(Figure contents as structured data)
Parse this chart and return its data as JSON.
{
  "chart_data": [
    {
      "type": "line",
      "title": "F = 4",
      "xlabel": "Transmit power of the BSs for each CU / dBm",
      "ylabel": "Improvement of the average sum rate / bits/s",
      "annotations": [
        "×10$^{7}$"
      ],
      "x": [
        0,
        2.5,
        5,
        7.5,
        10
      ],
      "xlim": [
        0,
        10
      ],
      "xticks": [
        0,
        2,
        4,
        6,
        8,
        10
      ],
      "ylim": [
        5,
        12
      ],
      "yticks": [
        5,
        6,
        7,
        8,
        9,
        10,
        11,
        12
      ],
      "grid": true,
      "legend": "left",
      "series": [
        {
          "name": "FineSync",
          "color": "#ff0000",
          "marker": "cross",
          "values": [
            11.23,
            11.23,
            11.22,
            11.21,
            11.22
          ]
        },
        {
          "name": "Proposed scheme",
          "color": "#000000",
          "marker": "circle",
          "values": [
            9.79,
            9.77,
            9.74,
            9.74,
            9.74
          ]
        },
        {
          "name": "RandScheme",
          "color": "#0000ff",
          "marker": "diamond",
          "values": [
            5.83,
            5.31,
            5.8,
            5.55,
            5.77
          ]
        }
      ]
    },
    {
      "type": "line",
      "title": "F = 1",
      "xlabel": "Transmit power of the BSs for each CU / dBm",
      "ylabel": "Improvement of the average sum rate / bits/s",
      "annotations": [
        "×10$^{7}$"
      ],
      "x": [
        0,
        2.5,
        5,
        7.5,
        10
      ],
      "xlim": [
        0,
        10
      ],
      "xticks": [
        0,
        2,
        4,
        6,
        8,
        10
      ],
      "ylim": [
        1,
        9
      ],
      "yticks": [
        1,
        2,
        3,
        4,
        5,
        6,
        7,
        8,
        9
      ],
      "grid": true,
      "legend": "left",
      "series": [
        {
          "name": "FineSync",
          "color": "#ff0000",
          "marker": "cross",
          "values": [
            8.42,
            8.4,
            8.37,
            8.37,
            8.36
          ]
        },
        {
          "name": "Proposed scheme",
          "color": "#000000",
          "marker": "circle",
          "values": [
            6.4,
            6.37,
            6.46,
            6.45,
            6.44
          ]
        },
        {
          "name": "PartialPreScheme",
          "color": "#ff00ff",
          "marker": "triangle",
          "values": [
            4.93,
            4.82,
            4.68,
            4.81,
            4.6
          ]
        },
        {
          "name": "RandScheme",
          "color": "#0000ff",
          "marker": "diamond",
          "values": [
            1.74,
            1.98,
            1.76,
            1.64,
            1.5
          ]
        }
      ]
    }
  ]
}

BRIEF:
Copy out all of the data exactly, leaving nothing out.

RESPONSE:
Parse this chart and return its data as JSON.
{
  "chart_data": [
    {
      "type": "line",
      "title": "F = 4",
      "xlabel": "Transmit power of the BSs for each CU / dBm",
      "ylabel": "Improvement of the average sum rate / bits/s",
      "annotations": [
        "×10$^{7}$"
      ],
      "x": [
        0,
        2.5,
        5,
        7.5,
        10
      ],
      "xlim": [
        0,
        10
      ],
      "xticks": [
        0,
        2,
        4,
        6,
        8,
        10
      ],
      "ylim": [
        5,
        12
      ],
      "yticks": [
        5,
        6,
        7,
        8,
        9,
        10,
        11,
        12
      ],
      "grid": true,
      "legend": "left",
      "series": [
        {
          "name": "FineSync",
          "color": "#ff0000",
          "marker": "cross",
          "values": [
            11.23,
            11.23,
            11.22,
            11.21,
            11.22
          ]
        },
        {
          "name": "Proposed scheme",
          "color": "#000000",
          "marker": "circle",
          "values": [
            9.79,
            9.77,
            9.74,
            9.74,
            9.74
          ]
        },
        {
          "name": "RandScheme",
          "color": "#0000ff",
          "marker": "diamond",
          "values": [
            5.83,
            5.31,
            5.8,
            5.55,
            5.77
          ]
        }
      ]
    },
    {
      "type": "line",
      "title": "F = 1",
      "xlabel": "Transmit power of the BSs for each CU / dBm",
      "ylabel": "Improvement of the average sum rate / bits/s",
      "annotations": [
        "×10$^{7}$"
      ],
      "x": [
        0,
        2.5,
        5,
        7.5,
        10
      ],
      "xlim": [
        0,
        10
      ],
      "xticks": [
        0,
        2,
        4,
        6,
        8,
        10
      ],
      "ylim": [
        1,
        9
      ],
      "yticks": [
        1,
        2,
        3,
        4,
        5,
        6,
        7,
        8,
        9
      ],
      "grid": true,
      "legend": "left",
      "series": [
        {
          "name": "FineSync",
          "color": "#ff0000",
          "marker": "cross",
          "values": [
            8.42,
            8.4,
            8.37,
            8.37,
            8.36
          ]
        },
        {
          "name": "Proposed scheme",
          "color": "#000000",
          "marker": "circle",
          "values": [
            6.4,
            6.37,
            6.46,
            6.45,
            6.44
          ]
        },
        {
          "name": "PartialPreScheme",
          "color": "#ff00ff",
          "marker": "triangle",
          "values": [
            4.93,
            4.82,
            4.68,
            4.81,
            4.6
          ]
        },
        {
          "name": "RandScheme",
          "color": "#0000ff",
          "marker": "diamond",
          "values": [
            1.74,
            1.98,
            1.76,
            1.64,
            1.5
          ]
        }
      ]
    }
  ]
}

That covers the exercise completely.